■ **WHAT IS ASKED**: Extract each line bearing the word "JSON".

■ **DATASET ROWS**:
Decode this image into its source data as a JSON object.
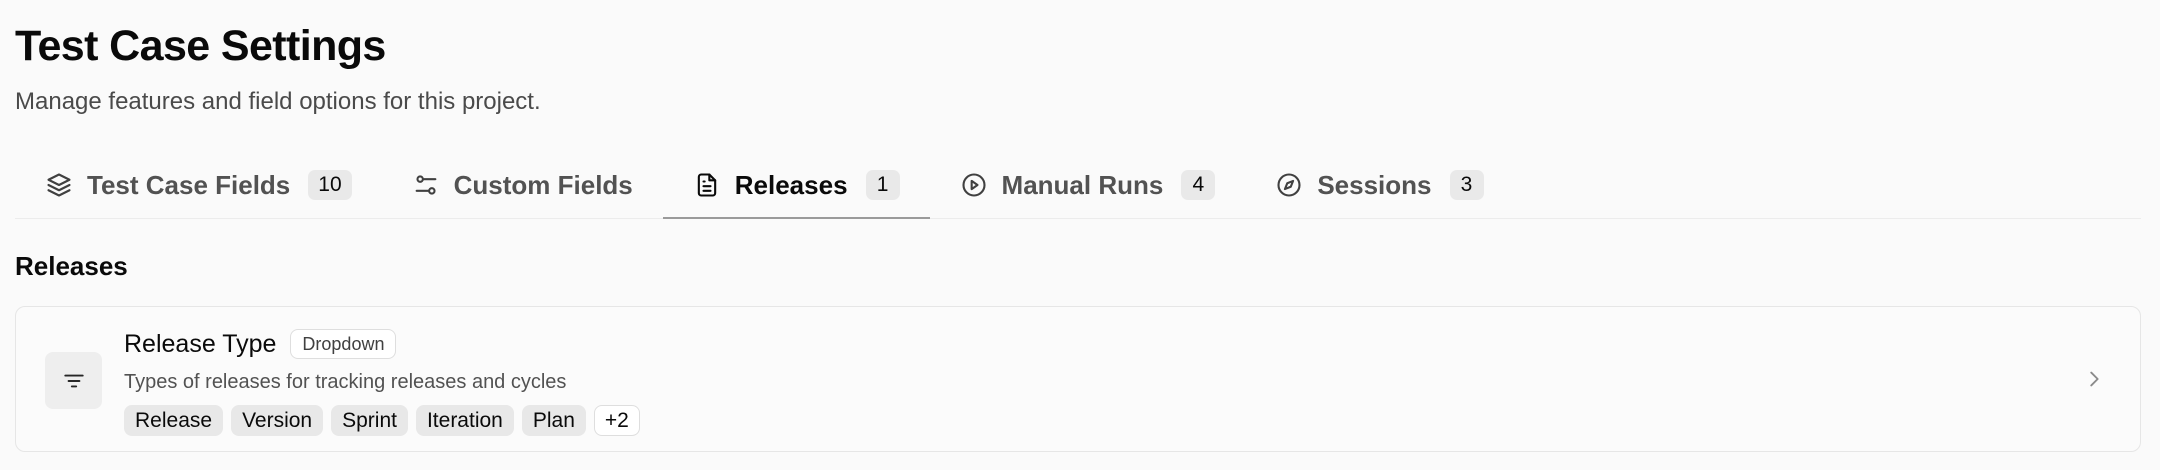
{
  "header": {
    "title": "Test Case Settings",
    "subtitle": "Manage features and field options for this project."
  },
  "tabs": [
    {
      "label": "Test Case Fields",
      "count": "10",
      "icon": "layers-icon"
    },
    {
      "label": "Custom Fields",
      "count": "",
      "icon": "sliders-icon"
    },
    {
      "label": "Releases",
      "count": "1",
      "icon": "document-icon",
      "active": true
    },
    {
      "label": "Manual Runs",
      "count": "4",
      "icon": "play-circle-icon"
    },
    {
      "label": "Sessions",
      "count": "3",
      "icon": "compass-icon"
    }
  ],
  "section": {
    "title": "Releases"
  },
  "fields": [
    {
      "name": "Release Type",
      "type": "Dropdown",
      "description": "Types of releases for tracking releases and cycles",
      "options": [
        "Release",
        "Version",
        "Sprint",
        "Iteration",
        "Plan"
      ],
      "more": "+2",
      "icon": "filter-lines-icon"
    }
  ]
}
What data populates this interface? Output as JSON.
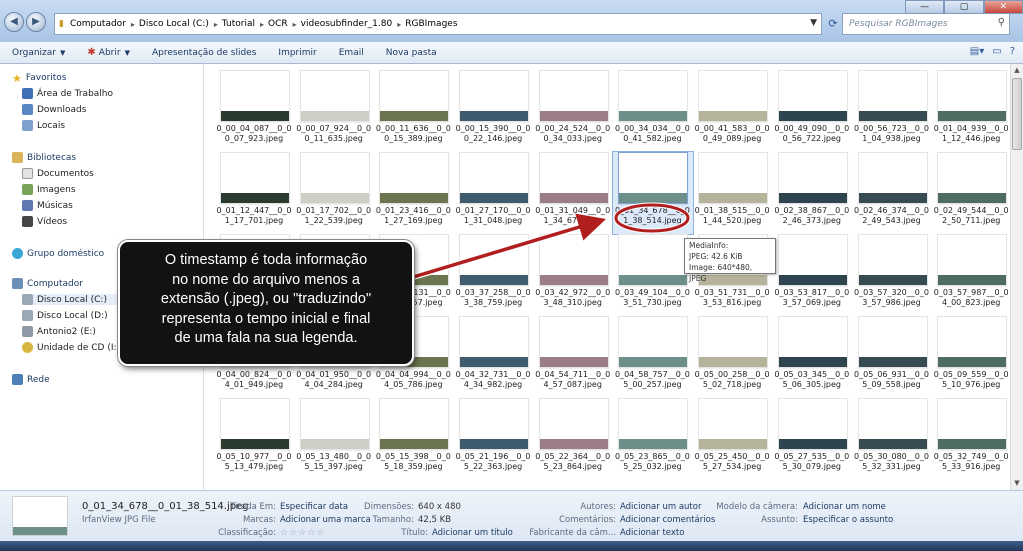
{
  "nav": {
    "back": "◀",
    "forward": "▶"
  },
  "address": {
    "crumbs": [
      "Computador",
      "Disco Local (C:)",
      "Tutorial",
      "OCR",
      "videosubfinder_1.80",
      "RGBImages"
    ],
    "end_arrow": "▼"
  },
  "search": {
    "placeholder": "Pesquisar RGBImages"
  },
  "window_buttons": {
    "min": "—",
    "max": "▢",
    "close": "✕"
  },
  "toolbar": {
    "organize": "Organizar",
    "open": "Abrir",
    "slideshow": "Apresentação de slides",
    "print": "Imprimir",
    "email": "Email",
    "new_folder": "Nova pasta"
  },
  "sidebar": {
    "favorites": "Favoritos",
    "desktop": "Área de Trabalho",
    "downloads": "Downloads",
    "places": "Locais",
    "libraries": "Bibliotecas",
    "documents": "Documentos",
    "images": "Imagens",
    "music": "Músicas",
    "videos": "Vídeos",
    "homegroup": "Grupo doméstico",
    "computer": "Computador",
    "disk_c": "Disco Local (C:)",
    "disk_d": "Disco Local (D:)",
    "antonio": "Antonio2 (E:)",
    "cd": "Unidade de CD (I:)",
    "network": "Rede"
  },
  "files": [
    [
      "0_00_04_087__0_0",
      "0_07_923.jpeg"
    ],
    [
      "0_00_07_924__0_0",
      "0_11_635.jpeg"
    ],
    [
      "0_00_11_636__0_0",
      "0_15_389.jpeg"
    ],
    [
      "0_00_15_390__0_0",
      "0_22_146.jpeg"
    ],
    [
      "0_00_24_524__0_0",
      "0_34_033.jpeg"
    ],
    [
      "0_00_34_034__0_0",
      "0_41_582.jpeg"
    ],
    [
      "0_00_41_583__0_0",
      "0_49_089.jpeg"
    ],
    [
      "0_00_49_090__0_0",
      "0_56_722.jpeg"
    ],
    [
      "0_00_56_723__0_0",
      "1_04_938.jpeg"
    ],
    [
      "0_01_04_939__0_0",
      "1_12_446.jpeg"
    ],
    [
      "0_01_12_447__0_0",
      "1_17_701.jpeg"
    ],
    [
      "0_01_17_702__0_0",
      "1_22_539.jpeg"
    ],
    [
      "0_01_23_416__0_0",
      "1_27_169.jpeg"
    ],
    [
      "0_01_27_170__0_0",
      "1_31_048.jpeg"
    ],
    [
      "0_01_31_049__0_0",
      "1_34_677.jpeg"
    ],
    [
      "0_01_34_678__0_0",
      "1_38_514.jpeg"
    ],
    [
      "0_01_38_515__0_0",
      "1_44_520.jpeg"
    ],
    [
      "0_02_38_867__0_0",
      "2_46_373.jpeg"
    ],
    [
      "0_02_46_374__0_0",
      "2_49_543.jpeg"
    ],
    [
      "0_02_49_544__0_0",
      "2_50_711.jpeg"
    ],
    [
      "",
      ""
    ],
    [
      "",
      ""
    ],
    [
      "0_03_35_131__0_0",
      "3_37_257.jpeg"
    ],
    [
      "0_03_37_258__0_0",
      "3_38_759.jpeg"
    ],
    [
      "0_03_42_972__0_0",
      "3_48_310.jpeg"
    ],
    [
      "0_03_49_104__0_0",
      "3_51_730.jpeg"
    ],
    [
      "0_03_51_731__0_0",
      "3_53_816.jpeg"
    ],
    [
      "0_03_53_817__0_0",
      "3_57_069.jpeg"
    ],
    [
      "0_03_57_320__0_0",
      "3_57_986.jpeg"
    ],
    [
      "0_03_57_987__0_0",
      "4_00_823.jpeg"
    ],
    [
      "0_04_00_824__0_0",
      "4_01_949.jpeg"
    ],
    [
      "0_04_01_950__0_0",
      "4_04_284.jpeg"
    ],
    [
      "0_04_04_994__0_0",
      "4_05_786.jpeg"
    ],
    [
      "0_04_32_731__0_0",
      "4_34_982.jpeg"
    ],
    [
      "0_04_54_711__0_0",
      "4_57_087.jpeg"
    ],
    [
      "0_04_58_757__0_0",
      "5_00_257.jpeg"
    ],
    [
      "0_05_00_258__0_0",
      "5_02_718.jpeg"
    ],
    [
      "0_05_03_345__0_0",
      "5_06_305.jpeg"
    ],
    [
      "0_05_06_931__0_0",
      "5_09_558.jpeg"
    ],
    [
      "0_05_09_559__0_0",
      "5_10_976.jpeg"
    ],
    [
      "0_05_10_977__0_0",
      "5_13_479.jpeg"
    ],
    [
      "0_05_13_480__0_0",
      "5_15_397.jpeg"
    ],
    [
      "0_05_15_398__0_0",
      "5_18_359.jpeg"
    ],
    [
      "0_05_21_196__0_0",
      "5_22_363.jpeg"
    ],
    [
      "0_05_22_364__0_0",
      "5_23_864.jpeg"
    ],
    [
      "0_05_23_865__0_0",
      "5_25_032.jpeg"
    ],
    [
      "0_05_25_450__0_0",
      "5_27_534.jpeg"
    ],
    [
      "0_05_27_535__0_0",
      "5_30_079.jpeg"
    ],
    [
      "0_05_30_080__0_0",
      "5_32_331.jpeg"
    ],
    [
      "0_05_32_749__0_0",
      "5_33_916.jpeg"
    ]
  ],
  "thumb_colors": [
    "#2a3b2f",
    "#cfcfc6",
    "#6b7650",
    "#3f5c6e",
    "#9a7d89",
    "#6c8f8a",
    "#b5b39a",
    "#2e4550",
    "#384a52",
    "#4f6c60"
  ],
  "selected_index": 15,
  "tooltip": {
    "title": "MediaInfo:",
    "line1": "JPEG: 42.6 KiB",
    "line2": "Image: 640*480, JPEG"
  },
  "callout": {
    "lines": [
      "O timestamp é toda informação",
      "no nome do arquivo menos a",
      "extensão (.jpeg), ou \"traduzindo\"",
      "representa o tempo inicial e final",
      "de uma fala na sua legenda."
    ]
  },
  "details": {
    "filename": "0_01_34_678__0_01_38_514.jpeg",
    "filetype": "IrfanView JPG File",
    "taken_label": "Tirada Em:",
    "taken_value": "Especificar data",
    "tags_label": "Marcas:",
    "tags_value": "Adicionar uma marca",
    "rating_label": "Classificação:",
    "rating_value": "☆☆☆☆☆",
    "dimensions_label": "Dimensões:",
    "dimensions_value": "640 x 480",
    "size_label": "Tamanho:",
    "size_value": "42,5 KB",
    "title_label": "Título:",
    "title_value": "Adicionar um título",
    "authors_label": "Autores:",
    "authors_value": "Adicionar um autor",
    "comments_label": "Comentários:",
    "comments_value": "Adicionar comentários",
    "maker_label": "Fabricante da câm...",
    "maker_value": "Adicionar texto",
    "model_label": "Modelo da câmera:",
    "model_value": "Adicionar um nome",
    "subject_label": "Assunto:",
    "subject_value": "Especificar o assunto"
  }
}
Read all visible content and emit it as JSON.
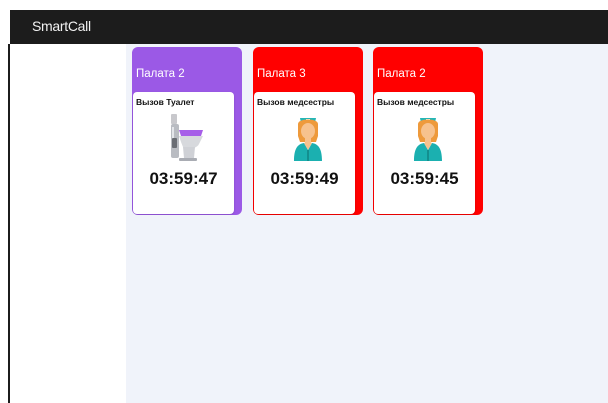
{
  "app": {
    "brand": "SmartCall"
  },
  "cards": [
    {
      "room": "Палата 2",
      "call_type": "Вызов Туалет",
      "timer": "03:59:47",
      "icon": "toilet-icon",
      "color": "#9b59e6"
    },
    {
      "room": "Палата 3",
      "call_type": "Вызов медсестры",
      "timer": "03:59:49",
      "icon": "nurse-icon",
      "color": "#ff0000"
    },
    {
      "room": "Палата 2",
      "call_type": "Вызов медсестры",
      "timer": "03:59:45",
      "icon": "nurse-icon",
      "color": "#ff0000"
    }
  ]
}
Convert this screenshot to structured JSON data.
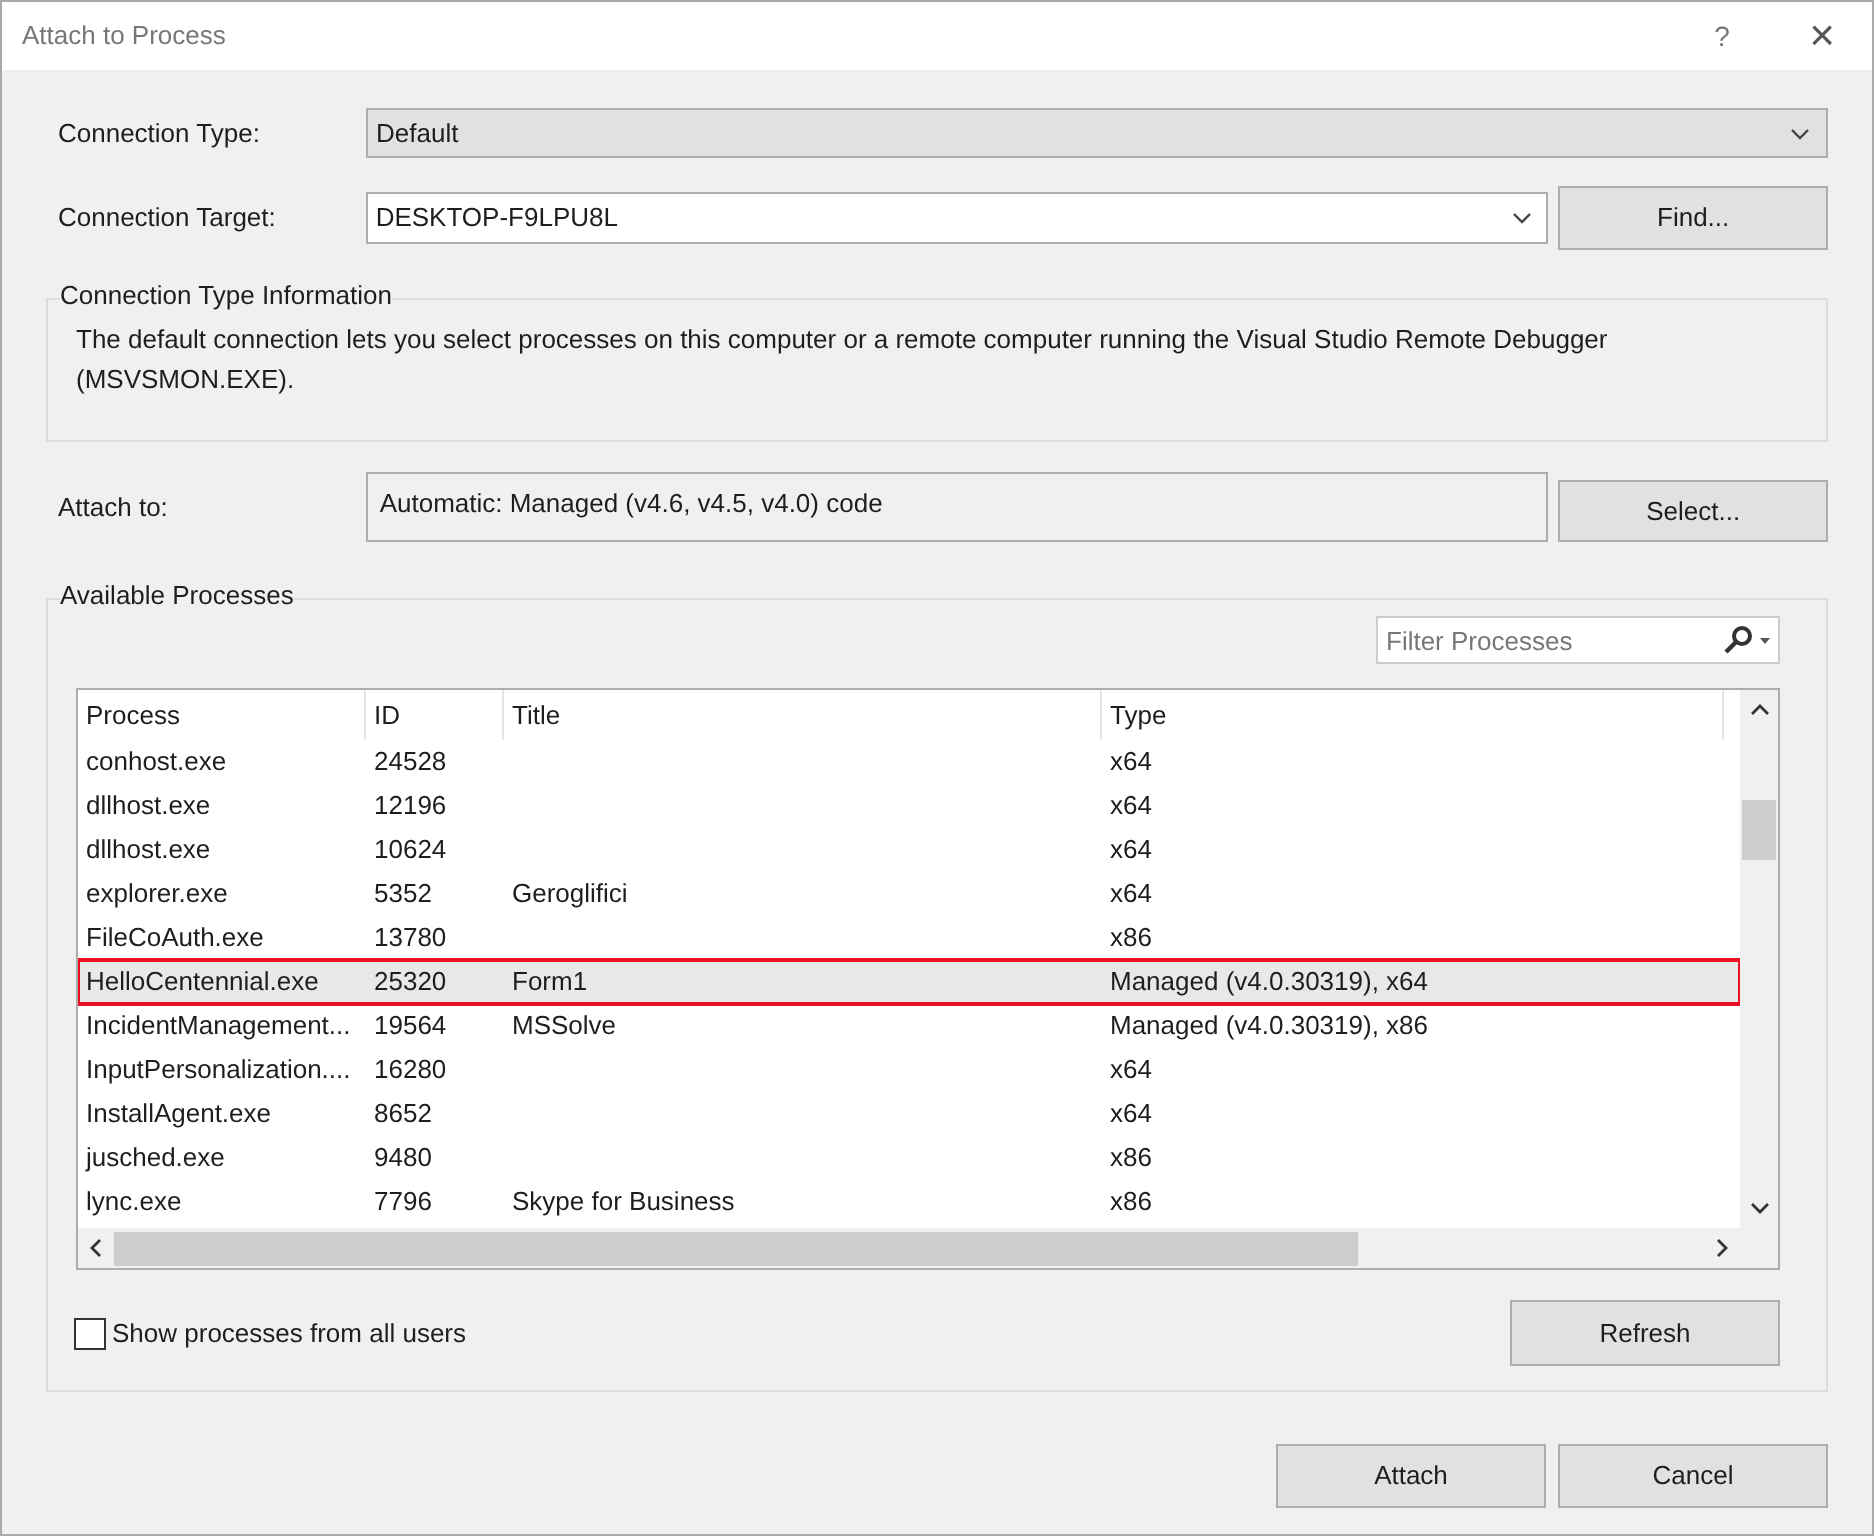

■ **CORRECT OUTPUT**:
Decode this image into its source data as a JSON object.
What data populates this interface? Output as JSON.
Read all visible content and emit it as JSON.
Convert this screenshot to structured JSON data.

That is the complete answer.